What is asked
Gather all lines from the material that contain "with".

Stored data
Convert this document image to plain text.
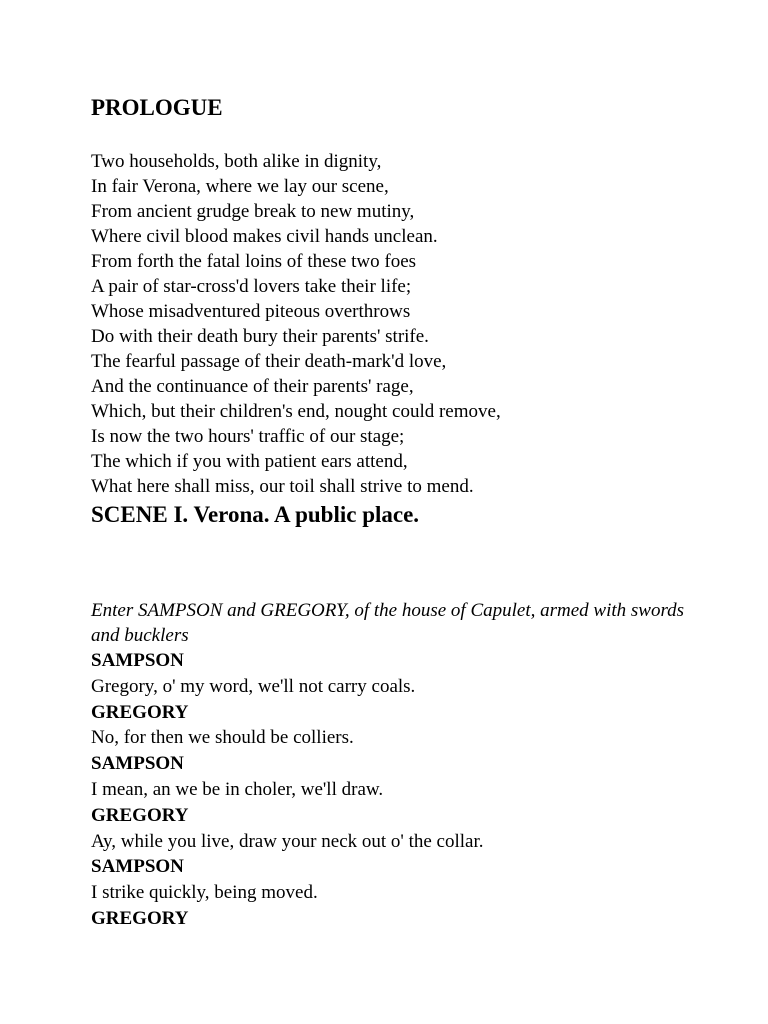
PROLOGUE
Two households, both alike in dignity,
In fair Verona, where we lay our scene,
From ancient grudge break to new mutiny,
Where civil blood makes civil hands unclean.
From forth the fatal loins of these two foes
A pair of star-cross'd lovers take their life;
Whose misadventured piteous overthrows
Do with their death bury their parents' strife.
The fearful passage of their death-mark'd love,
And the continuance of their parents' rage,
Which, but their children's end, nought could remove,
Is now the two hours' traffic of our stage;
The which if you with patient ears attend,
What here shall miss, our toil shall strive to mend.
SCENE I. Verona. A public place.

Enter SAMPSON and GREGORY, of the house of Capulet, armed with swords and bucklers

SAMPSON
Gregory, o' my word, we'll not carry coals.
GREGORY
No, for then we should be colliers.
SAMPSON
I mean, an we be in choler, we'll draw.
GREGORY
Ay, while you live, draw your neck out o' the collar.
SAMPSON
I strike quickly, being moved.
GREGORY
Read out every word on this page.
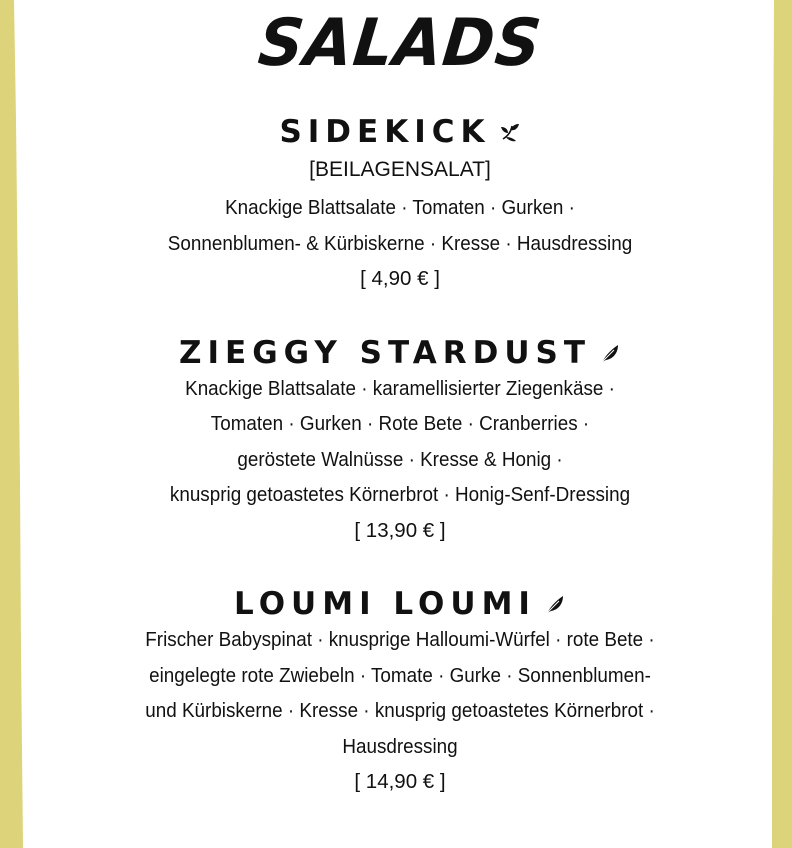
SALADS
SIDEKICK
[BEILAGENSALAT]
Knackige Blattsalate · Tomaten · Gurken ·
Sonnenblumen- & Kürbiskerne · Kresse · Hausdressing
[ 4,90 € ]
ZIEGGY STARDUST
Knackige Blattsalate · karamellisierter Ziegenkäse ·
Tomaten · Gurken · Rote Bete · Cranberries ·
geröstete Walnüsse · Kresse & Honig ·
knusprig getoastetes Körnerbrot · Honig-Senf-Dressing
[ 13,90 € ]
LOUMI LOUMI
Frischer Babyspinat · knusprige Halloumi-Würfel · rote Bete ·
eingelegte rote Zwiebeln · Tomate · Gurke · Sonnenblumen-
und Kürbiskerne · Kresse · knusprig getoastetes Körnerbrot ·
Hausdressing
[ 14,90 € ]
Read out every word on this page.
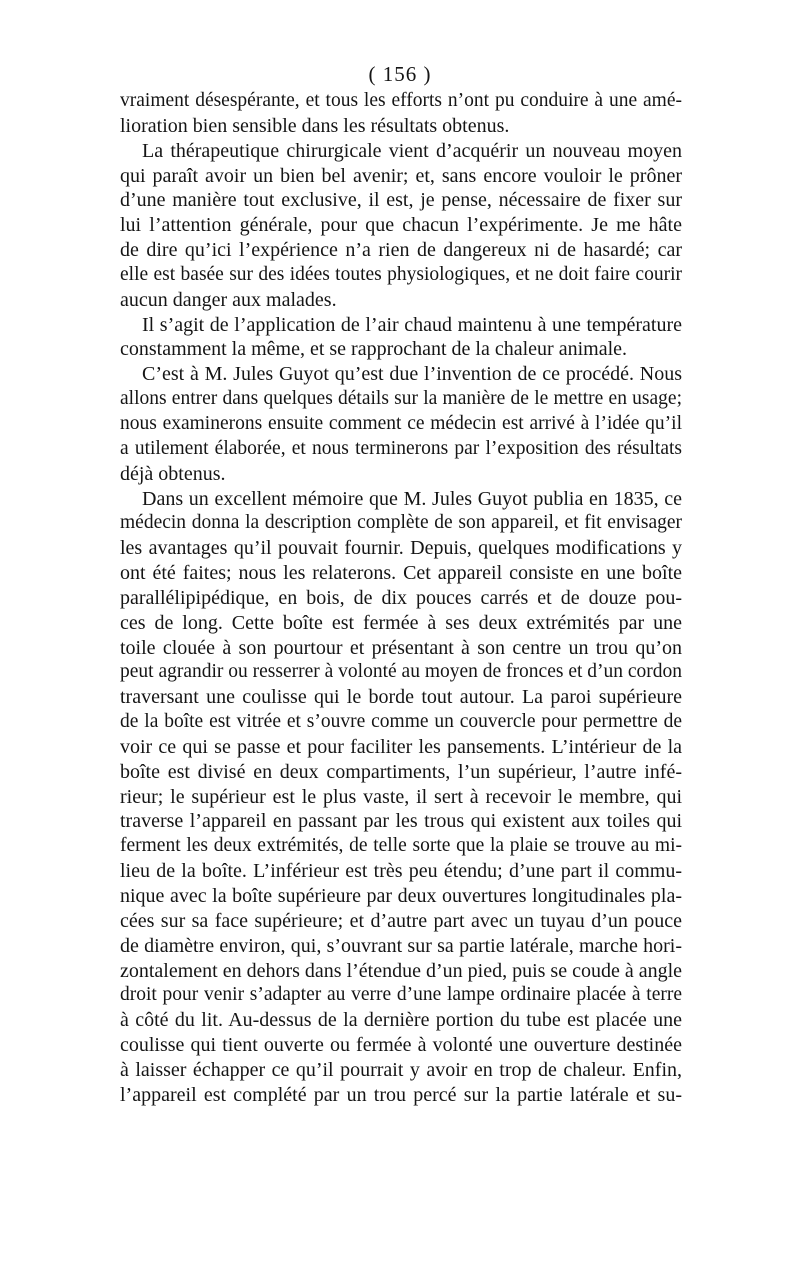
( 156 )
vraiment désespérante, et tous les efforts n’ont pu conduire à une amé-
lioration bien sensible dans les résultats obtenus.
La thérapeutique chirurgicale vient d’acquérir un nouveau moyen
qui paraît avoir un bien bel avenir; et, sans encore vouloir le prôner
d’une manière tout exclusive, il est, je pense, nécessaire de fixer sur
lui l’attention générale, pour que chacun l’expérimente. Je me hâte
de dire qu’ici l’expérience n’a rien de dangereux ni de hasardé; car
elle est basée sur des idées toutes physiologiques, et ne doit faire courir
aucun danger aux malades.
Il s’agit de l’application de l’air chaud maintenu à une température
constamment la même, et se rapprochant de la chaleur animale.
C’est à M. Jules Guyot qu’est due l’invention de ce procédé. Nous
allons entrer dans quelques détails sur la manière de le mettre en usage;
nous examinerons ensuite comment ce médecin est arrivé à l’idée qu’il
a utilement élaborée, et nous terminerons par l’exposition des résultats
déjà obtenus.
Dans un excellent mémoire que M. Jules Guyot publia en 1835, ce
médecin donna la description complète de son appareil, et fit envisager
les avantages qu’il pouvait fournir. Depuis, quelques modifications y
ont été faites; nous les relaterons. Cet appareil consiste en une boîte
parallélipipédique, en bois, de dix pouces carrés et de douze pou-
ces de long. Cette boîte est fermée à ses deux extrémités par une
toile clouée à son pourtour et présentant à son centre un trou qu’on
peut agrandir ou resserrer à volonté au moyen de fronces et d’un cordon
traversant une coulisse qui le borde tout autour. La paroi supérieure
de la boîte est vitrée et s’ouvre comme un couvercle pour permettre de
voir ce qui se passe et pour faciliter les pansements. L’intérieur de la
boîte est divisé en deux compartiments, l’un supérieur, l’autre infé-
rieur; le supérieur est le plus vaste, il sert à recevoir le membre, qui
traverse l’appareil en passant par les trous qui existent aux toiles qui
ferment les deux extrémités, de telle sorte que la plaie se trouve au mi-
lieu de la boîte. L’inférieur est très peu étendu; d’une part il commu-
nique avec la boîte supérieure par deux ouvertures longitudinales pla-
cées sur sa face supérieure; et d’autre part avec un tuyau d’un pouce
de diamètre environ, qui, s’ouvrant sur sa partie latérale, marche hori-
zontalement en dehors dans l’étendue d’un pied, puis se coude à angle
droit pour venir s’adapter au verre d’une lampe ordinaire placée à terre
à côté du lit. Au-dessus de la dernière portion du tube est placée une
coulisse qui tient ouverte ou fermée à volonté une ouverture destinée
à laisser échapper ce qu’il pourrait y avoir en trop de chaleur. Enfin,
l’appareil est complété par un trou percé sur la partie latérale et su-
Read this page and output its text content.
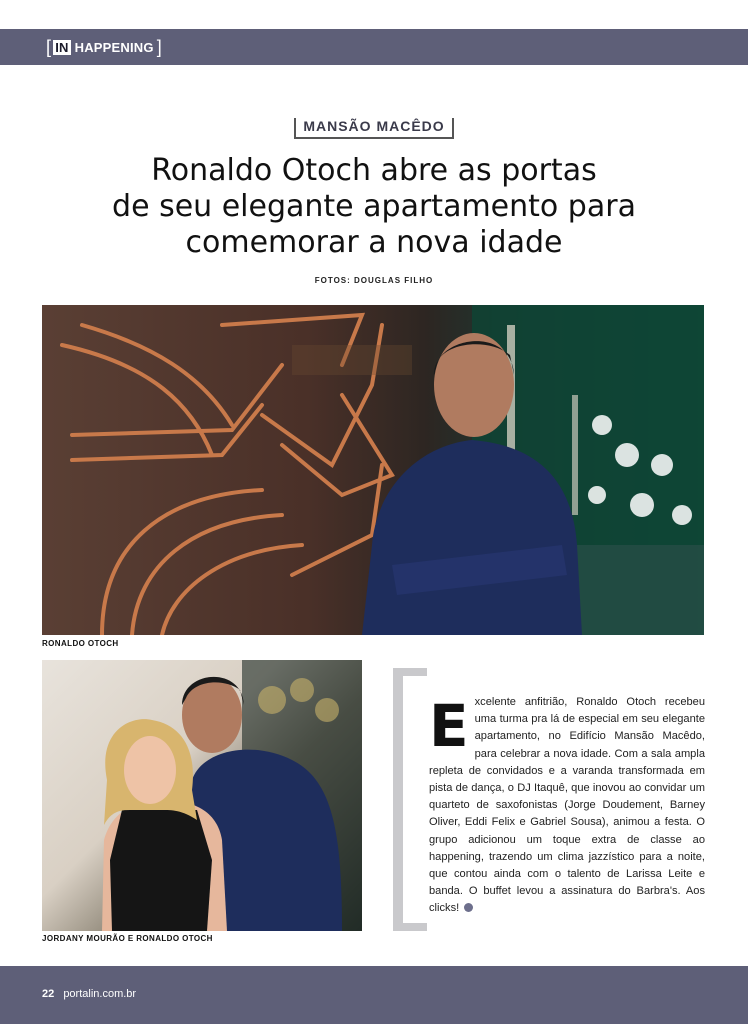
[ IN HAPPENING ]
MANSÃO MACÊDO
Ronaldo Otoch abre as portas
de seu elegante apartamento para
comemorar a nova idade
FOTOS: DOUGLAS FILHO
RONALDO OTOCH
JORDANY MOURÃO E RONALDO OTOCH

Excelente anfitrião, Ronaldo Otoch recebeu uma turma pra lá de especial em seu elegante apartamento, no Edifício Mansão Macêdo, para celebrar a nova idade. Com a sala ampla repleta de convidados e a varanda transformada em pista de dança, o DJ Itaquê, que inovou ao convidar um quarteto de saxofonistas (Jorge Doudement, Barney Oliver, Eddi Felix e Gabriel Sousa), animou a festa. O grupo adicionou um toque extra de classe ao happening, trazendo um clima jazzístico para a noite, que contou ainda com o talento de Larissa Leite e banda. O buffet levou a assinatura do Barbra's. Aos clicks!

22 portalin.com.br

Result below
Do with their death bury their parents' strife.
The which if you with patient ears attend,
Enter SAMPSON and GREGORY, of the house of Capulet, armed with swords and bucklers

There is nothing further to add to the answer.